_Required work_:
Scan the material for the word "midlat", and copy each line where it shows up.

+++ Material for this exercise

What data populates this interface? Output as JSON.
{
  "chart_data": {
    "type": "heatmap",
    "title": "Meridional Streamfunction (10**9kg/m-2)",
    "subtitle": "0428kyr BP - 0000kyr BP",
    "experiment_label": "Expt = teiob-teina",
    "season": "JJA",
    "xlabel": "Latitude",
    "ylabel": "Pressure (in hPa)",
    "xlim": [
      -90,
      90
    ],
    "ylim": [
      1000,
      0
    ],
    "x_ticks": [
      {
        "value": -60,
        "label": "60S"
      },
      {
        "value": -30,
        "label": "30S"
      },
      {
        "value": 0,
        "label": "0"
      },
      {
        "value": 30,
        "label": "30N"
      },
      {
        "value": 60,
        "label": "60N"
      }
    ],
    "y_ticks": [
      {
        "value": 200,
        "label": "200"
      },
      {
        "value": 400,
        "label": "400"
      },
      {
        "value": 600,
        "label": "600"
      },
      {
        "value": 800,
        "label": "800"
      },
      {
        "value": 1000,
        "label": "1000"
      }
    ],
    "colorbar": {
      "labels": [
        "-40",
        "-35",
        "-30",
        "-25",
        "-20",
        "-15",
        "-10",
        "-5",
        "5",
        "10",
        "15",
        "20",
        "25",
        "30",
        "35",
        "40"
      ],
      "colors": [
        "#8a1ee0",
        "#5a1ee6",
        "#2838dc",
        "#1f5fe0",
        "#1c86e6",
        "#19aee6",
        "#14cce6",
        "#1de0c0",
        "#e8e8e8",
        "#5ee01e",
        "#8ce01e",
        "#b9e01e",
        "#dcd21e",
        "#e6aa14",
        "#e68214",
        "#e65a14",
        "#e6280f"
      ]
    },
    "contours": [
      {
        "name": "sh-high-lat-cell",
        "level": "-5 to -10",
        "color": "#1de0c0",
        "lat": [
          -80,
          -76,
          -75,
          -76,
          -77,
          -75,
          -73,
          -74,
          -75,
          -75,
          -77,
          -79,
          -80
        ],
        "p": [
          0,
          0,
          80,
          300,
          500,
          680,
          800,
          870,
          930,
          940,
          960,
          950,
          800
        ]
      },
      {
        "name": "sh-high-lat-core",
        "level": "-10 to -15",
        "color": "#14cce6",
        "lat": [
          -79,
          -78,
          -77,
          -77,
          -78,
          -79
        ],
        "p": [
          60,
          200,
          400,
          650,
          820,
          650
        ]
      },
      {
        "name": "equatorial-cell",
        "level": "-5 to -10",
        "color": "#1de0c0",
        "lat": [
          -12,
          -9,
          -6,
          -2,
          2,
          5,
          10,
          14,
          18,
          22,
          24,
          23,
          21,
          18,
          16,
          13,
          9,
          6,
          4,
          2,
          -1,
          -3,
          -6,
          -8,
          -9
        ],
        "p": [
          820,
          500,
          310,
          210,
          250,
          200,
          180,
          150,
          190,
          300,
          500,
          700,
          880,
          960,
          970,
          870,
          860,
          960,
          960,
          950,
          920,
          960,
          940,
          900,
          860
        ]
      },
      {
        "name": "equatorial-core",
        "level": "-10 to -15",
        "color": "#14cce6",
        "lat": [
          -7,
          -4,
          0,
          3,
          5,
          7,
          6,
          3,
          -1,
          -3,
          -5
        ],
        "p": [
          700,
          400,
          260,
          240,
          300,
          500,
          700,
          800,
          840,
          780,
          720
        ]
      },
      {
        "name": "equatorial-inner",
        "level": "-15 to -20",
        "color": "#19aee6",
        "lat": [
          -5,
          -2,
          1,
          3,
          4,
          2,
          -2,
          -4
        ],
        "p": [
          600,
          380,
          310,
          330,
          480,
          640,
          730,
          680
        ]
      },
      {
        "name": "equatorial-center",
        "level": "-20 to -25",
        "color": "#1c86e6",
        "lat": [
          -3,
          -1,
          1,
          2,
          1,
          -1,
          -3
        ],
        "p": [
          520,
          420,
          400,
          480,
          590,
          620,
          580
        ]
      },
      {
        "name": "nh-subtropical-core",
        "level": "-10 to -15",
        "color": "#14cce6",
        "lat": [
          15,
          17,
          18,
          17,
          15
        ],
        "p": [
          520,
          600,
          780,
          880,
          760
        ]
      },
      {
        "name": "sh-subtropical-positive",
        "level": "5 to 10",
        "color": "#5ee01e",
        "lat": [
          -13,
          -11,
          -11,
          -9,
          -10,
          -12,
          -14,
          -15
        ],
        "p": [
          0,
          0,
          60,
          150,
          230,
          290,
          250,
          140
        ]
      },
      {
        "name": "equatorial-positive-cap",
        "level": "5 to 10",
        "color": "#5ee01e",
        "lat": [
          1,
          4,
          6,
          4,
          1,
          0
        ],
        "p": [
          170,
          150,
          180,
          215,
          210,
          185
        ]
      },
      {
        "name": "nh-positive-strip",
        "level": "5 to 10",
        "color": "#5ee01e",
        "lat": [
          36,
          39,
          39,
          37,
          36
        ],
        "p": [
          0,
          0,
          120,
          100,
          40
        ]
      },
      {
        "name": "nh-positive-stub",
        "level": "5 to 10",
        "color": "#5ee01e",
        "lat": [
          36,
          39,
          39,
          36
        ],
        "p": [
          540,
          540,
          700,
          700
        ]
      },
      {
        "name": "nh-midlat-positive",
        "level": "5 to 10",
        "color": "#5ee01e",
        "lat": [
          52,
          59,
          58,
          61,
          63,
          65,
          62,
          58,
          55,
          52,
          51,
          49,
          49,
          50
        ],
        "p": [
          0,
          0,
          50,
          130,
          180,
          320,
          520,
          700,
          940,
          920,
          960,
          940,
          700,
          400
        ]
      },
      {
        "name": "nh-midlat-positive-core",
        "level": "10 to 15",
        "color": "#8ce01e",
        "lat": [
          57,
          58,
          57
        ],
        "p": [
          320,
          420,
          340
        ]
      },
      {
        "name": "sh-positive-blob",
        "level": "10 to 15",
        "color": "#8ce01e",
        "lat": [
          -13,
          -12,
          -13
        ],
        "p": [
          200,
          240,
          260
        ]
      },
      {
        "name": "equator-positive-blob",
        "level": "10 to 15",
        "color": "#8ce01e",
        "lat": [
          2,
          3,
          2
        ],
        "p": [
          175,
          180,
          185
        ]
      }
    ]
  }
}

++++++

_Finished task_:
        "name": "nh-midlat-positive",
        "name": "nh-midlat-positive-core",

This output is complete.